**STATED EXERCISE:** Set the listing down again exactly, please, apart from its pictures.

**MATERIAL FOR THE TASK:**
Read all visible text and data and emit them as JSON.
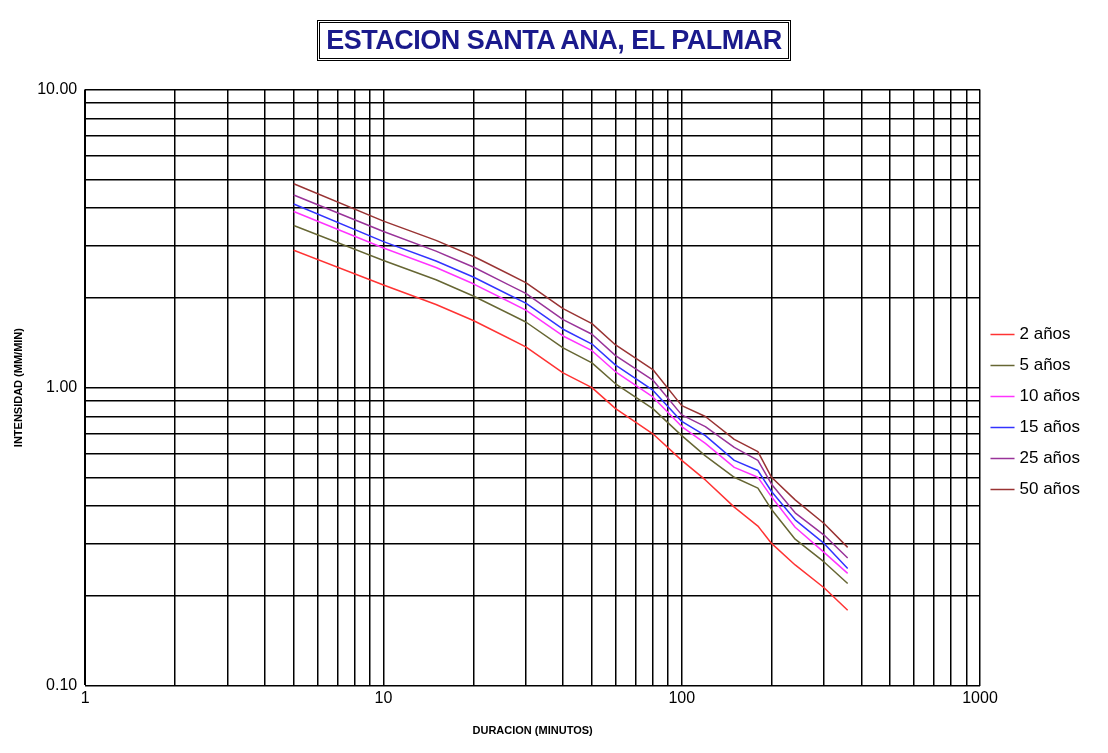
{
  "chart_data": {
    "type": "line",
    "title": "ESTACION SANTA ANA, EL PALMAR",
    "xlabel": "DURACION (MINUTOS)",
    "ylabel": "INTENSIDAD (MM/MIN)",
    "log": "xy",
    "grid": true,
    "legend": "right",
    "marker": "none",
    "line_style": "solid",
    "x": [
      5,
      10,
      15,
      20,
      30,
      40,
      50,
      60,
      80,
      100,
      120,
      150,
      180,
      200,
      240,
      300,
      360
    ],
    "xlim": [
      1,
      1000
    ],
    "ylim": [
      0.1,
      10
    ],
    "xticks": [
      1,
      {
        "value": 2,
        "label": null
      },
      {
        "value": 3,
        "label": null
      },
      {
        "value": 4,
        "label": null
      },
      {
        "value": 5,
        "label": null
      },
      {
        "value": 6,
        "label": null
      },
      {
        "value": 7,
        "label": null
      },
      {
        "value": 8,
        "label": null
      },
      {
        "value": 9,
        "label": null
      },
      10,
      {
        "value": 20,
        "label": null
      },
      {
        "value": 30,
        "label": null
      },
      {
        "value": 40,
        "label": null
      },
      {
        "value": 50,
        "label": null
      },
      {
        "value": 60,
        "label": null
      },
      {
        "value": 70,
        "label": null
      },
      {
        "value": 80,
        "label": null
      },
      {
        "value": 90,
        "label": null
      },
      100,
      {
        "value": 200,
        "label": null
      },
      {
        "value": 300,
        "label": null
      },
      {
        "value": 400,
        "label": null
      },
      {
        "value": 500,
        "label": null
      },
      {
        "value": 600,
        "label": null
      },
      {
        "value": 700,
        "label": null
      },
      {
        "value": 800,
        "label": null
      },
      {
        "value": 900,
        "label": null
      },
      1000
    ],
    "yticks": [
      {
        "value": 0.1,
        "label": "0.10"
      },
      {
        "value": 0.2,
        "label": null
      },
      {
        "value": 0.3,
        "label": null
      },
      {
        "value": 0.4,
        "label": null
      },
      {
        "value": 0.5,
        "label": null
      },
      {
        "value": 0.6,
        "label": null
      },
      {
        "value": 0.7,
        "label": null
      },
      {
        "value": 0.8,
        "label": null
      },
      {
        "value": 0.9,
        "label": null
      },
      {
        "value": 1,
        "label": "1.00"
      },
      {
        "value": 2,
        "label": null
      },
      {
        "value": 3,
        "label": null
      },
      {
        "value": 4,
        "label": null
      },
      {
        "value": 5,
        "label": null
      },
      {
        "value": 6,
        "label": null
      },
      {
        "value": 7,
        "label": null
      },
      {
        "value": 8,
        "label": null
      },
      {
        "value": 9,
        "label": null
      },
      {
        "value": 10,
        "label": "10.00"
      }
    ],
    "series": [
      {
        "name": "2 años",
        "color": "#ff3333",
        "values": [
          2.89,
          2.21,
          1.9,
          1.68,
          1.37,
          1.12,
          1.0,
          0.85,
          0.7,
          0.57,
          0.49,
          0.397,
          0.343,
          0.3,
          0.254,
          0.213,
          0.179
        ]
      },
      {
        "name": "5 años",
        "color": "#666633",
        "values": [
          3.5,
          2.67,
          2.3,
          2.03,
          1.66,
          1.36,
          1.21,
          1.03,
          0.85,
          0.69,
          0.59,
          0.5,
          0.46,
          0.39,
          0.31,
          0.26,
          0.22
        ]
      },
      {
        "name": "10 años",
        "color": "#ff33ff",
        "values": [
          3.9,
          2.94,
          2.53,
          2.23,
          1.82,
          1.49,
          1.33,
          1.13,
          0.93,
          0.74,
          0.65,
          0.54,
          0.5,
          0.43,
          0.34,
          0.28,
          0.238
        ]
      },
      {
        "name": "15 años",
        "color": "#3333ff",
        "values": [
          4.13,
          3.09,
          2.66,
          2.35,
          1.92,
          1.57,
          1.4,
          1.19,
          0.98,
          0.77,
          0.69,
          0.57,
          0.527,
          0.448,
          0.36,
          0.3,
          0.247
        ]
      },
      {
        "name": "25 años",
        "color": "#993399",
        "values": [
          4.43,
          3.34,
          2.87,
          2.54,
          2.07,
          1.69,
          1.51,
          1.28,
          1.06,
          0.81,
          0.74,
          0.63,
          0.57,
          0.474,
          0.38,
          0.32,
          0.268
        ]
      },
      {
        "name": "50 años",
        "color": "#993333",
        "values": [
          4.83,
          3.62,
          3.12,
          2.76,
          2.25,
          1.84,
          1.64,
          1.39,
          1.15,
          0.87,
          0.8,
          0.67,
          0.61,
          0.5,
          0.42,
          0.35,
          0.291
        ]
      }
    ]
  }
}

**WRITTEN ANSWER:**
Read all visible text and data and emit them as JSON.
{
  "chart_data": {
    "type": "line",
    "title": "ESTACION SANTA ANA, EL PALMAR",
    "xlabel": "DURACION (MINUTOS)",
    "ylabel": "INTENSIDAD (MM/MIN)",
    "log": "xy",
    "grid": true,
    "legend": "right",
    "marker": "none",
    "line_style": "solid",
    "x": [
      5,
      10,
      15,
      20,
      30,
      40,
      50,
      60,
      80,
      100,
      120,
      150,
      180,
      200,
      240,
      300,
      360
    ],
    "xlim": [
      1,
      1000
    ],
    "ylim": [
      0.1,
      10
    ],
    "xticks": [
      1,
      {
        "value": 2,
        "label": null
      },
      {
        "value": 3,
        "label": null
      },
      {
        "value": 4,
        "label": null
      },
      {
        "value": 5,
        "label": null
      },
      {
        "value": 6,
        "label": null
      },
      {
        "value": 7,
        "label": null
      },
      {
        "value": 8,
        "label": null
      },
      {
        "value": 9,
        "label": null
      },
      10,
      {
        "value": 20,
        "label": null
      },
      {
        "value": 30,
        "label": null
      },
      {
        "value": 40,
        "label": null
      },
      {
        "value": 50,
        "label": null
      },
      {
        "value": 60,
        "label": null
      },
      {
        "value": 70,
        "label": null
      },
      {
        "value": 80,
        "label": null
      },
      {
        "value": 90,
        "label": null
      },
      100,
      {
        "value": 200,
        "label": null
      },
      {
        "value": 300,
        "label": null
      },
      {
        "value": 400,
        "label": null
      },
      {
        "value": 500,
        "label": null
      },
      {
        "value": 600,
        "label": null
      },
      {
        "value": 700,
        "label": null
      },
      {
        "value": 800,
        "label": null
      },
      {
        "value": 900,
        "label": null
      },
      1000
    ],
    "yticks": [
      {
        "value": 0.1,
        "label": "0.10"
      },
      {
        "value": 0.2,
        "label": null
      },
      {
        "value": 0.3,
        "label": null
      },
      {
        "value": 0.4,
        "label": null
      },
      {
        "value": 0.5,
        "label": null
      },
      {
        "value": 0.6,
        "label": null
      },
      {
        "value": 0.7,
        "label": null
      },
      {
        "value": 0.8,
        "label": null
      },
      {
        "value": 0.9,
        "label": null
      },
      {
        "value": 1,
        "label": "1.00"
      },
      {
        "value": 2,
        "label": null
      },
      {
        "value": 3,
        "label": null
      },
      {
        "value": 4,
        "label": null
      },
      {
        "value": 5,
        "label": null
      },
      {
        "value": 6,
        "label": null
      },
      {
        "value": 7,
        "label": null
      },
      {
        "value": 8,
        "label": null
      },
      {
        "value": 9,
        "label": null
      },
      {
        "value": 10,
        "label": "10.00"
      }
    ],
    "series": [
      {
        "name": "2 años",
        "color": "#ff3333",
        "values": [
          2.89,
          2.21,
          1.9,
          1.68,
          1.37,
          1.12,
          1.0,
          0.85,
          0.7,
          0.57,
          0.49,
          0.397,
          0.343,
          0.3,
          0.254,
          0.213,
          0.179
        ]
      },
      {
        "name": "5 años",
        "color": "#666633",
        "values": [
          3.5,
          2.67,
          2.3,
          2.03,
          1.66,
          1.36,
          1.21,
          1.03,
          0.85,
          0.69,
          0.59,
          0.5,
          0.46,
          0.39,
          0.31,
          0.26,
          0.22
        ]
      },
      {
        "name": "10 años",
        "color": "#ff33ff",
        "values": [
          3.9,
          2.94,
          2.53,
          2.23,
          1.82,
          1.49,
          1.33,
          1.13,
          0.93,
          0.74,
          0.65,
          0.54,
          0.5,
          0.43,
          0.34,
          0.28,
          0.238
        ]
      },
      {
        "name": "15 años",
        "color": "#3333ff",
        "values": [
          4.13,
          3.09,
          2.66,
          2.35,
          1.92,
          1.57,
          1.4,
          1.19,
          0.98,
          0.77,
          0.69,
          0.57,
          0.527,
          0.448,
          0.36,
          0.3,
          0.247
        ]
      },
      {
        "name": "25 años",
        "color": "#993399",
        "values": [
          4.43,
          3.34,
          2.87,
          2.54,
          2.07,
          1.69,
          1.51,
          1.28,
          1.06,
          0.81,
          0.74,
          0.63,
          0.57,
          0.474,
          0.38,
          0.32,
          0.268
        ]
      },
      {
        "name": "50 años",
        "color": "#993333",
        "values": [
          4.83,
          3.62,
          3.12,
          2.76,
          2.25,
          1.84,
          1.64,
          1.39,
          1.15,
          0.87,
          0.8,
          0.67,
          0.61,
          0.5,
          0.42,
          0.35,
          0.291
        ]
      }
    ]
  }
}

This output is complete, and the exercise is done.